---------- Data supplied ----------

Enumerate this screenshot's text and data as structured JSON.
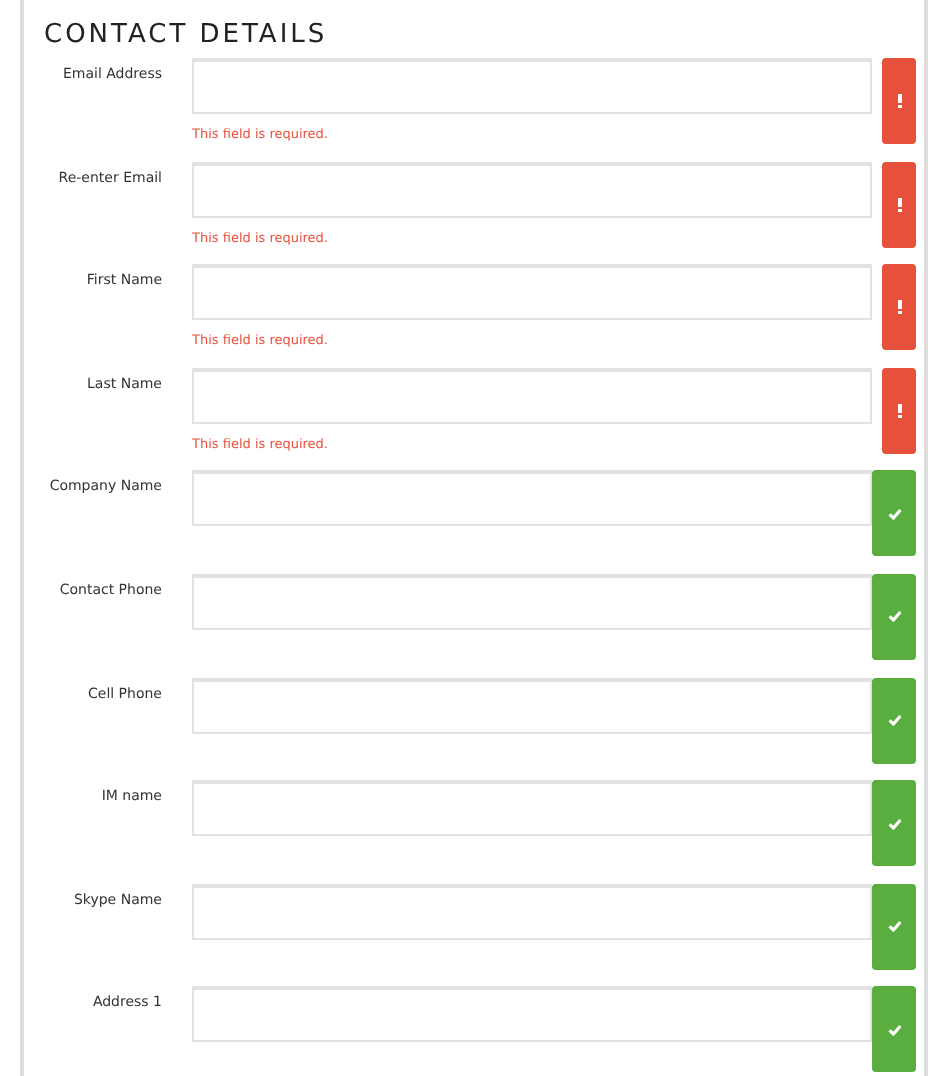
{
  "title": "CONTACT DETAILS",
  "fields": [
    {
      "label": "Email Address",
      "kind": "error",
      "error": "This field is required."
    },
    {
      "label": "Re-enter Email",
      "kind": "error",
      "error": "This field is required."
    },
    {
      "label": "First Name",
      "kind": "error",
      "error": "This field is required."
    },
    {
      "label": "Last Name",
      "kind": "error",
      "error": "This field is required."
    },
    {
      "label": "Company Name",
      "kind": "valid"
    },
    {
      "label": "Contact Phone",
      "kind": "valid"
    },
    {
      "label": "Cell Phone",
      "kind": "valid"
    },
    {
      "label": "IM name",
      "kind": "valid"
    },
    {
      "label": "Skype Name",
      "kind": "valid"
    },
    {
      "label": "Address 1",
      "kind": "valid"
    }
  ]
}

----------
---------- Data supplied ----------

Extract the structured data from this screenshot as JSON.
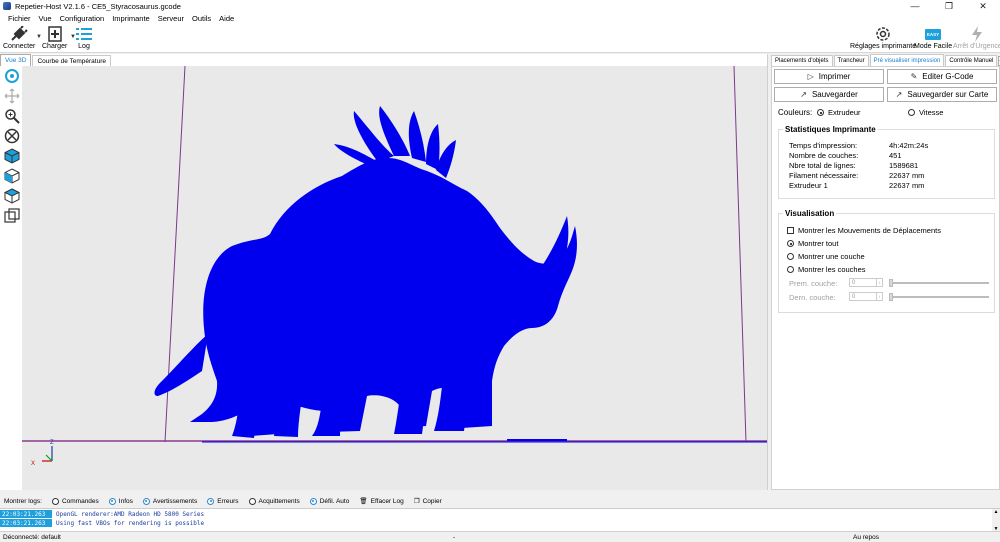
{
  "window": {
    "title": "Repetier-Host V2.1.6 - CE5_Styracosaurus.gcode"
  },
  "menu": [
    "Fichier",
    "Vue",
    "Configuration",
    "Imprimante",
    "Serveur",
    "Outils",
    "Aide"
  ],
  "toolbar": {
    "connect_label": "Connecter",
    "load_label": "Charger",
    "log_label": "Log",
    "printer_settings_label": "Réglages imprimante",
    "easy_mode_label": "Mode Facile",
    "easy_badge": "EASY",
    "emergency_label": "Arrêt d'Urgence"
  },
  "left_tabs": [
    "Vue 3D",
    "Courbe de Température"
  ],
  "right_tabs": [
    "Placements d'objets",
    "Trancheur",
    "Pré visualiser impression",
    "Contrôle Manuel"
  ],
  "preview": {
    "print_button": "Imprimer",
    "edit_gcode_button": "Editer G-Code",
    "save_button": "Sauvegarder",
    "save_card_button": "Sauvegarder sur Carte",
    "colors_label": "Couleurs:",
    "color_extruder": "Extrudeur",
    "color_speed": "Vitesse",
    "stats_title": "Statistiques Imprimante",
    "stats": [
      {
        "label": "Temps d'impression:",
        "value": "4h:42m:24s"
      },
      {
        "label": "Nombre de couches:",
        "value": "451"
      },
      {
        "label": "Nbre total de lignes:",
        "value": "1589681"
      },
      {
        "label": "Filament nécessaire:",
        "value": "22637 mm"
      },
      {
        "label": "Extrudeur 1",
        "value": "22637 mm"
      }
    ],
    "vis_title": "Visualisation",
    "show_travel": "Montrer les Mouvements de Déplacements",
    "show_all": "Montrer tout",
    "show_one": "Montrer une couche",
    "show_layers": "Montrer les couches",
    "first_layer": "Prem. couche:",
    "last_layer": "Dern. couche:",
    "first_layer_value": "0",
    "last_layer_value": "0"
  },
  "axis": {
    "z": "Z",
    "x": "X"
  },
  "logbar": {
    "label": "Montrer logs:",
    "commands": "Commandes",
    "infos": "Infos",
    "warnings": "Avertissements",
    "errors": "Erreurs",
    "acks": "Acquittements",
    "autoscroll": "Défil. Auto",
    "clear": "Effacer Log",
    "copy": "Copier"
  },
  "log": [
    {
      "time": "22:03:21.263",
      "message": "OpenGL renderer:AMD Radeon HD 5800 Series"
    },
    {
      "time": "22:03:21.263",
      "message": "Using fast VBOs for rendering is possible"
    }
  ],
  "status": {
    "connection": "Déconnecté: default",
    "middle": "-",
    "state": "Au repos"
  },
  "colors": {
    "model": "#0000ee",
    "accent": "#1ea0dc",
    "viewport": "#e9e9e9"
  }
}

----------
---------- Data supplied ----------

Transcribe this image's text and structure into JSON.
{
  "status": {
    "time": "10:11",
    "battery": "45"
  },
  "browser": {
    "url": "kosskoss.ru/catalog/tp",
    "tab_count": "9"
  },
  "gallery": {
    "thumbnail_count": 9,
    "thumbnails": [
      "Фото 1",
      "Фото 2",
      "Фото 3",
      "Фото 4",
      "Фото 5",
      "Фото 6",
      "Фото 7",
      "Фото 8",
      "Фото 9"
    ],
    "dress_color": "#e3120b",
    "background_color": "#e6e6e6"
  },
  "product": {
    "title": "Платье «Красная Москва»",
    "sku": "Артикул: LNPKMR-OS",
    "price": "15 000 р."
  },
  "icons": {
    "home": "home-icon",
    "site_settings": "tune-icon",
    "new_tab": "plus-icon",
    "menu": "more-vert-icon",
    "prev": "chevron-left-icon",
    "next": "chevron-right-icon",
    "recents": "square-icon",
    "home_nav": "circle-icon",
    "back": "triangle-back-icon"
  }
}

----------

__Work to complete__
Copy out each line of the listing that holds "JSON".

__Result of the exercise__
Enumerate this screenshot's text and data as structured JSON.
Extract the structured data from this screenshot as JSON.
Transcribe this image's text and structure into JSON.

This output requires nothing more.